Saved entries

++++++++

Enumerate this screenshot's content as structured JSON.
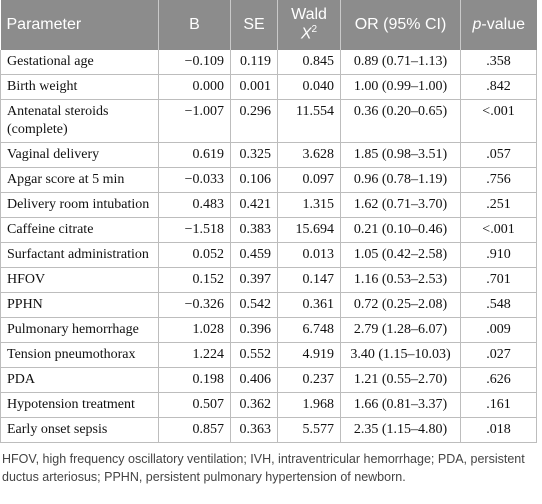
{
  "table": {
    "header": [
      {
        "text": "Parameter"
      },
      {
        "text": "B"
      },
      {
        "text": "SE"
      },
      {
        "text": "Wald",
        "symbol": "X",
        "sup": "2"
      },
      {
        "text": "OR (95% CI)"
      },
      {
        "italic": "p",
        "text": "-value"
      }
    ],
    "rows": [
      [
        "Gestational age",
        "−0.109",
        "0.119",
        "0.845",
        "0.89 (0.71–1.13)",
        ".358"
      ],
      [
        "Birth weight",
        "0.000",
        "0.001",
        "0.040",
        "1.00 (0.99–1.00)",
        ".842"
      ],
      [
        "Antenatal steroids (complete)",
        "−1.007",
        "0.296",
        "11.554",
        "0.36 (0.20–0.65)",
        "<.001"
      ],
      [
        "Vaginal delivery",
        "0.619",
        "0.325",
        "3.628",
        "1.85 (0.98–3.51)",
        ".057"
      ],
      [
        "Apgar score at 5 min",
        "−0.033",
        "0.106",
        "0.097",
        "0.96 (0.78–1.19)",
        ".756"
      ],
      [
        "Delivery room intubation",
        "0.483",
        "0.421",
        "1.315",
        "1.62 (0.71–3.70)",
        ".251"
      ],
      [
        "Caffeine citrate",
        "−1.518",
        "0.383",
        "15.694",
        "0.21 (0.10–0.46)",
        "<.001"
      ],
      [
        "Surfactant administration",
        "0.052",
        "0.459",
        "0.013",
        "1.05 (0.42–2.58)",
        ".910"
      ],
      [
        "HFOV",
        "0.152",
        "0.397",
        "0.147",
        "1.16 (0.53–2.53)",
        ".701"
      ],
      [
        "PPHN",
        "−0.326",
        "0.542",
        "0.361",
        "0.72 (0.25–2.08)",
        ".548"
      ],
      [
        "Pulmonary hemorrhage",
        "1.028",
        "0.396",
        "6.748",
        "2.79 (1.28–6.07)",
        ".009"
      ],
      [
        "Tension pneumothorax",
        "1.224",
        "0.552",
        "4.919",
        "3.40 (1.15–10.03)",
        ".027"
      ],
      [
        "PDA",
        "0.198",
        "0.406",
        "0.237",
        "1.21 (0.55–2.70)",
        ".626"
      ],
      [
        "Hypotension treatment",
        "0.507",
        "0.362",
        "1.968",
        "1.66 (0.81–3.37)",
        ".161"
      ],
      [
        "Early onset sepsis",
        "0.857",
        "0.363",
        "5.577",
        "2.35 (1.15–4.80)",
        ".018"
      ]
    ],
    "footnote": "HFOV, high frequency oscillatory ventilation; IVH, intraventricular hemorrhage; PDA, persistent ductus arteriosus; PPHN, persistent pulmonary hypertension of newborn."
  }
}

++++++++

WHAT IS NEEDED
Report all lines of the data that include the word "hemorrhage".

TASK ANSWER
        "Pulmonary hemorrhage",
    "footnote": "HFOV, high frequency oscillatory ventilation; IVH, intraventricular hemorrhage; PDA, persistent ductus arteriosus; PPHN, persistent pulmonary hypertension of newborn."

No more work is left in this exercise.